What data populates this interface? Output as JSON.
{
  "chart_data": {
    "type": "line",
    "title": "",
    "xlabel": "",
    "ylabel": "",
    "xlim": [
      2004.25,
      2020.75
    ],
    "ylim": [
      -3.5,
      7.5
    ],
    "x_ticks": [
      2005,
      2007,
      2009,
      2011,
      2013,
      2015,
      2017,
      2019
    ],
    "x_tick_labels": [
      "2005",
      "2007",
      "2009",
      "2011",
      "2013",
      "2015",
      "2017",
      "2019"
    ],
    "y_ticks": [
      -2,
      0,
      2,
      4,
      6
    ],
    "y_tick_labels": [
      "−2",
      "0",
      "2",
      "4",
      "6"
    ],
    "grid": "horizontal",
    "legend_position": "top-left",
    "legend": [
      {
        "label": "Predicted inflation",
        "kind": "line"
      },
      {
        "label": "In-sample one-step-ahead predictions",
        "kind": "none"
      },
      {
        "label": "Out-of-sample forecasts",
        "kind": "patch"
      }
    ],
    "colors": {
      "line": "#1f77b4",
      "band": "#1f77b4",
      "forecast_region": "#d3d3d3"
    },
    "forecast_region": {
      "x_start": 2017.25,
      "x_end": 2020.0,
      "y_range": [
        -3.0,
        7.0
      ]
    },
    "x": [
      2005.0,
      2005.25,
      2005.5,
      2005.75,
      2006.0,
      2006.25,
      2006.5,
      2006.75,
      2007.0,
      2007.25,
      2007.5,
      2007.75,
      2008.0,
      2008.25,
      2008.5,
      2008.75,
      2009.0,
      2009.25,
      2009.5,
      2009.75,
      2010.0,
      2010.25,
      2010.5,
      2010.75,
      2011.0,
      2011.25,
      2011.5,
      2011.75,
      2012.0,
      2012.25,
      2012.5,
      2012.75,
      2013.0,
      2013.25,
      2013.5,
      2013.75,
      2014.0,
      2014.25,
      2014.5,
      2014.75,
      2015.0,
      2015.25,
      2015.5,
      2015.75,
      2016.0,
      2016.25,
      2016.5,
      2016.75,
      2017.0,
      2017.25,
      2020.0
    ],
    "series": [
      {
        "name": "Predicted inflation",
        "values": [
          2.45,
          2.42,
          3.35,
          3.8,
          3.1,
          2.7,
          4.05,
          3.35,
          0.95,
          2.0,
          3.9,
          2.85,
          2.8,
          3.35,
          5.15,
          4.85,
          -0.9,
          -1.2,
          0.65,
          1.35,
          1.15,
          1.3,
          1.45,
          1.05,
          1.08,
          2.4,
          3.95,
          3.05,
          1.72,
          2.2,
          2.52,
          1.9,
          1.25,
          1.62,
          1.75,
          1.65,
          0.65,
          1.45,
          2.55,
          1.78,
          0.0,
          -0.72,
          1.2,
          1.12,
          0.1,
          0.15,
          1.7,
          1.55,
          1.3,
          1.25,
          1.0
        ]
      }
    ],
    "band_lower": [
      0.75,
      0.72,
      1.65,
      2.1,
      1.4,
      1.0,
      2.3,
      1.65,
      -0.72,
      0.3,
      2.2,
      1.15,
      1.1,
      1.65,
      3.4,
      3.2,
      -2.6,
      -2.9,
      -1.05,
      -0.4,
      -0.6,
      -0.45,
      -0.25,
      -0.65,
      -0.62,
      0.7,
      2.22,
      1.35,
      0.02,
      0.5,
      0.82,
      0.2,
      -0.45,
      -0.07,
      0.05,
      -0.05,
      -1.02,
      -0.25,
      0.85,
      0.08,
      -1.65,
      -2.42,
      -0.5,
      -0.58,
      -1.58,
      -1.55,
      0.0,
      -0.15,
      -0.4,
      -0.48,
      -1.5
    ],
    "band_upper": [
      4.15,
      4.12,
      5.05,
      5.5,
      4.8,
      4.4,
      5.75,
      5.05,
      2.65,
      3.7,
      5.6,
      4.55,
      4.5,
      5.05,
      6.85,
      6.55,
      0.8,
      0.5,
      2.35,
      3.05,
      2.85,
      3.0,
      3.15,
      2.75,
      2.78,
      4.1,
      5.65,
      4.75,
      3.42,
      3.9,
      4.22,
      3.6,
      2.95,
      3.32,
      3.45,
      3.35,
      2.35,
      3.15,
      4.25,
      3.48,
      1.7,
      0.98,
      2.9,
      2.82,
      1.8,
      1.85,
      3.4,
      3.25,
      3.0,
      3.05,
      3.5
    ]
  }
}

• Instructions for the task
Go through the listing above and return every line where the word "sample" occurs.

• Solution to the exercise
        "label": "In-sample one-step-ahead predictions",
        "label": "Out-of-sample forecasts",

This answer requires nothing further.